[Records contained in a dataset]
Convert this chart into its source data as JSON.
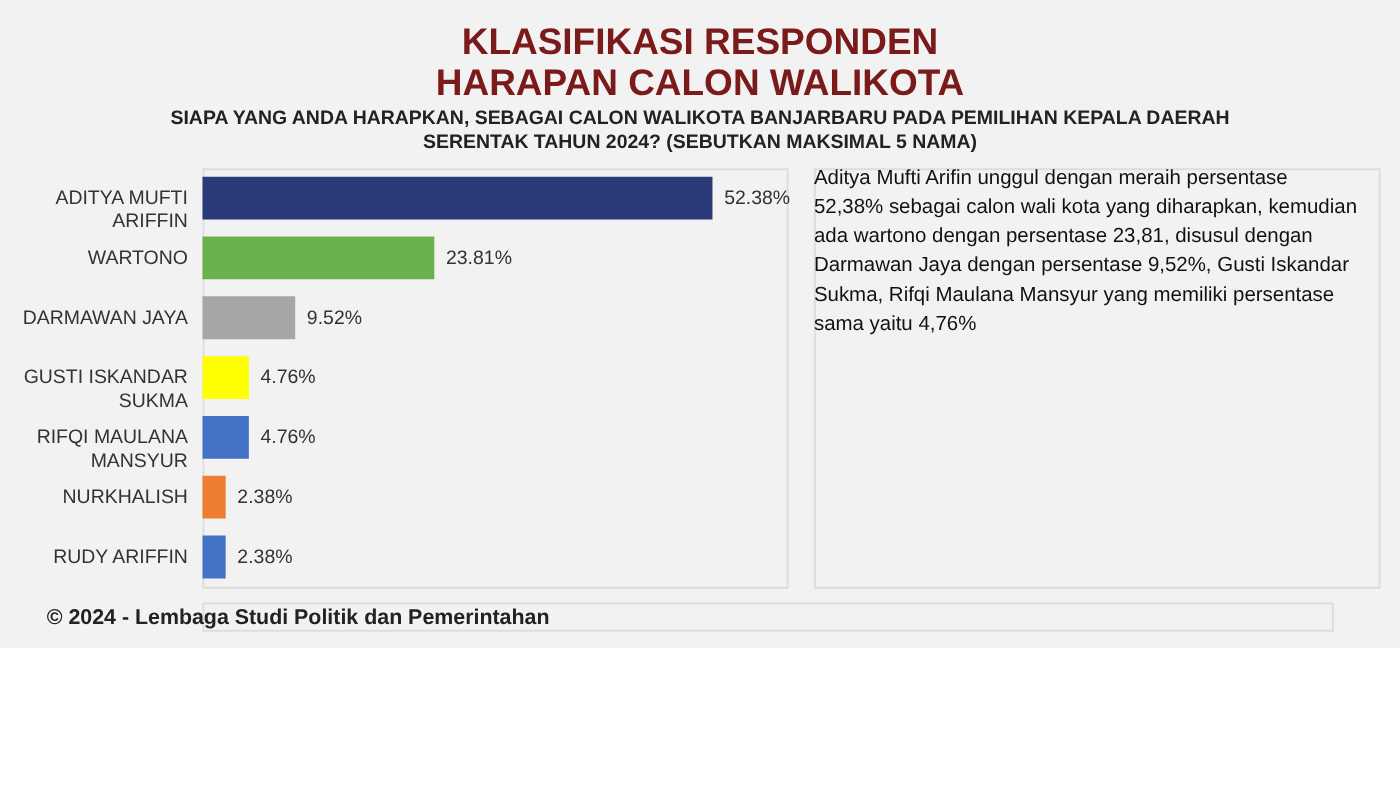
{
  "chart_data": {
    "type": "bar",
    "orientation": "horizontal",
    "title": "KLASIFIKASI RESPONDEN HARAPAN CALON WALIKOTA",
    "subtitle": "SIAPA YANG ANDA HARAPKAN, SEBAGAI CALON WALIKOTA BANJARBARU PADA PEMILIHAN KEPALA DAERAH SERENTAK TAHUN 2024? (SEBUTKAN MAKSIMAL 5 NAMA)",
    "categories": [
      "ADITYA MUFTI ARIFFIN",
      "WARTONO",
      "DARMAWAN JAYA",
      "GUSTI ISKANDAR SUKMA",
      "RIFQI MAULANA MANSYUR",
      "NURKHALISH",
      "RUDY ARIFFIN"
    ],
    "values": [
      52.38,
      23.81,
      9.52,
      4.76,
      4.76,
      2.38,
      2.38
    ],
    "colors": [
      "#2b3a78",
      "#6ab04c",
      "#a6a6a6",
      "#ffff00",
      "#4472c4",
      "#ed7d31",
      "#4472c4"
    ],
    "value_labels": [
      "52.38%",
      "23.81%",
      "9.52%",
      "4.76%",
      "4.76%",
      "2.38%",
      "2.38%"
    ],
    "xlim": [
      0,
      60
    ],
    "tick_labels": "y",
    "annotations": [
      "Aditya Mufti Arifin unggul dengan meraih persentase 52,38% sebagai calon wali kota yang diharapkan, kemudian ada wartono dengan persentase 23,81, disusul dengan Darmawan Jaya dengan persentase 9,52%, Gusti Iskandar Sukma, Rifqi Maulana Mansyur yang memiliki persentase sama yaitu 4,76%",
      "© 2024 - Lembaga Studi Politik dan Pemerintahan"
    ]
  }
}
==
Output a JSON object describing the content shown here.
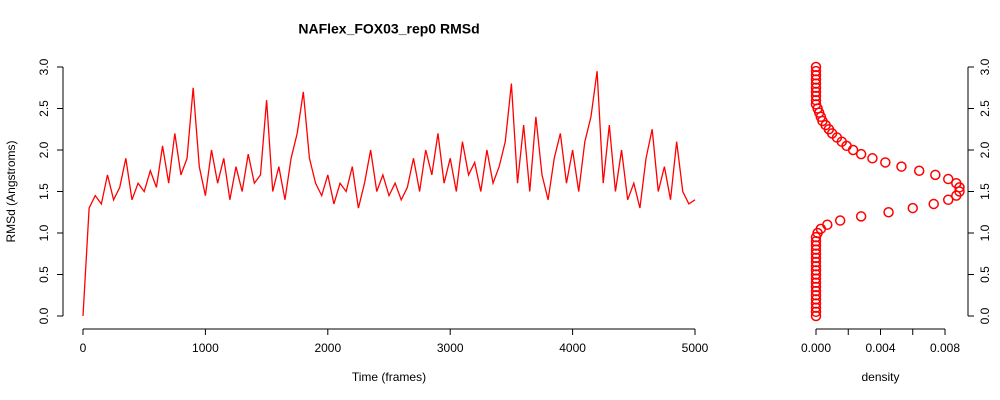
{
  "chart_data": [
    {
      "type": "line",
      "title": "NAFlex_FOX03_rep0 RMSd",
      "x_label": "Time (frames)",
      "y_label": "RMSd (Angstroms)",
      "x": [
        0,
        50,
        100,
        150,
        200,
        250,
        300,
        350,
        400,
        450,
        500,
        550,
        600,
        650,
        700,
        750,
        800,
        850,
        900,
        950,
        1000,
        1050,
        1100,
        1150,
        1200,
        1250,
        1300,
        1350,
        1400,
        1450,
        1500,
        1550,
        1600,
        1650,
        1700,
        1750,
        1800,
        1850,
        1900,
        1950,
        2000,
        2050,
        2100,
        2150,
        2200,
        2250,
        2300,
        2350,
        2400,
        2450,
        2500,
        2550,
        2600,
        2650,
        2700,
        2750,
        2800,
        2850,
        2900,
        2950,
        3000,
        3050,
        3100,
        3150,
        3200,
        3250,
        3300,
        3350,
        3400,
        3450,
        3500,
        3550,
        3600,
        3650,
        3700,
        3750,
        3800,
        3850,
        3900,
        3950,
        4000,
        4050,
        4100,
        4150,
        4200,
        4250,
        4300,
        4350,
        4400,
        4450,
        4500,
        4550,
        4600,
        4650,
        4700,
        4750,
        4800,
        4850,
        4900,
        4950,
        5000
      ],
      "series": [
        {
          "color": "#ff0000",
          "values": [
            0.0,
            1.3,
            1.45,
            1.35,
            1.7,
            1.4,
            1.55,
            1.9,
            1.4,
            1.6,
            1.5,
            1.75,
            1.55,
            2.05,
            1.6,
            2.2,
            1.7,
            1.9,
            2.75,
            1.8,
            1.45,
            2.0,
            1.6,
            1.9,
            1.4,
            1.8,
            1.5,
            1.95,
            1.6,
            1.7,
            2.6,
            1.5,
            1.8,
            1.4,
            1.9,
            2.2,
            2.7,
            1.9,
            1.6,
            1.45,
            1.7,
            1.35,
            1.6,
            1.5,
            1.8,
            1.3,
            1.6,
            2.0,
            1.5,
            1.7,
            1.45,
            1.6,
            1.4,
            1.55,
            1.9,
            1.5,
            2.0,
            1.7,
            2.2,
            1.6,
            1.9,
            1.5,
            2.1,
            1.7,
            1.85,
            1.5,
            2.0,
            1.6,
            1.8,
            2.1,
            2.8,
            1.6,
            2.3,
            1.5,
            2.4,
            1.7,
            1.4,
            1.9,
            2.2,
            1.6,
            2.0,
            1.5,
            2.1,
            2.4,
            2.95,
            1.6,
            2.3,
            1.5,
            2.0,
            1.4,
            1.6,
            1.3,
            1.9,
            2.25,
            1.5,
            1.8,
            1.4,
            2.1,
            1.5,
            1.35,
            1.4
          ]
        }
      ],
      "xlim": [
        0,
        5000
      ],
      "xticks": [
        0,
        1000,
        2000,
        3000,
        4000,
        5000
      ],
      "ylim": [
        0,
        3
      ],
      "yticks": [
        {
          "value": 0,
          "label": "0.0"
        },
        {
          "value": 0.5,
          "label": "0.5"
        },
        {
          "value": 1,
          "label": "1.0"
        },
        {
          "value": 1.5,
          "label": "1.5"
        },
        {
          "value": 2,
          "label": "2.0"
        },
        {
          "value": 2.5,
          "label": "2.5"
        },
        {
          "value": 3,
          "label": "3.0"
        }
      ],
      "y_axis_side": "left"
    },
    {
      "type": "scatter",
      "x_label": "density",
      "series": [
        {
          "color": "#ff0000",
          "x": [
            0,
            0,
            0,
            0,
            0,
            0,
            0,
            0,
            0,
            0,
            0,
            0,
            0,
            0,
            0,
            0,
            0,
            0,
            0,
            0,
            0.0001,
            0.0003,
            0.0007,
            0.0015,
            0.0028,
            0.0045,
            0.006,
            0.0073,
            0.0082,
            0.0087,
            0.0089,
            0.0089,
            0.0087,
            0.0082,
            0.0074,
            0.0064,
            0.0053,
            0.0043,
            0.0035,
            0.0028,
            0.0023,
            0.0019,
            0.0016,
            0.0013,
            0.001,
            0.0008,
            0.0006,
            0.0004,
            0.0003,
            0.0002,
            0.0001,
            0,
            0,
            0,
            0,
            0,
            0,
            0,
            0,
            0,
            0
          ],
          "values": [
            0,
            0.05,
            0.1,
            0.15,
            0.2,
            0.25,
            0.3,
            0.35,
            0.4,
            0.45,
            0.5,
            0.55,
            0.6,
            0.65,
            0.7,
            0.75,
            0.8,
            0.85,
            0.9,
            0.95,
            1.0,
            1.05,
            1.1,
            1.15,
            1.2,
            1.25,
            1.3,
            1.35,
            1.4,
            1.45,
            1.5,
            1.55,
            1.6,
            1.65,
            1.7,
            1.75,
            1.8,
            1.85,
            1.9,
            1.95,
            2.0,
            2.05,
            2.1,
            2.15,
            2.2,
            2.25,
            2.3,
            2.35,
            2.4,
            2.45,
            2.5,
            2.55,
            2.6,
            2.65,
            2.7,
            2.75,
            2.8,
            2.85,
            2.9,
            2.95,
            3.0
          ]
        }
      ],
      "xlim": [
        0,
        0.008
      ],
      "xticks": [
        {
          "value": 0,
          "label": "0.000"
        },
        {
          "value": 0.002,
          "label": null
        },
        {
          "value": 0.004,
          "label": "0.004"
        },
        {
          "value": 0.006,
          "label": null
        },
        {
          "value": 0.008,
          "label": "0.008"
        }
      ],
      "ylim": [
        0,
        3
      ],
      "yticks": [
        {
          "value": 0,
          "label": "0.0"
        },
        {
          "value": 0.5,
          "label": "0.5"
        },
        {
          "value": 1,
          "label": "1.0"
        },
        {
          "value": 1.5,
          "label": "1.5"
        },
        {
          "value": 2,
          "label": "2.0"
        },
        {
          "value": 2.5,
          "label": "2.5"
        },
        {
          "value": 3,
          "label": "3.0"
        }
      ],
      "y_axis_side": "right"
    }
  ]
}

▸ SHORT PROBLEM:
Indicate how many lines of the material include the word "JSON"; the number alone is required.

▸ RESPONSE TO THE EXERCISE:
2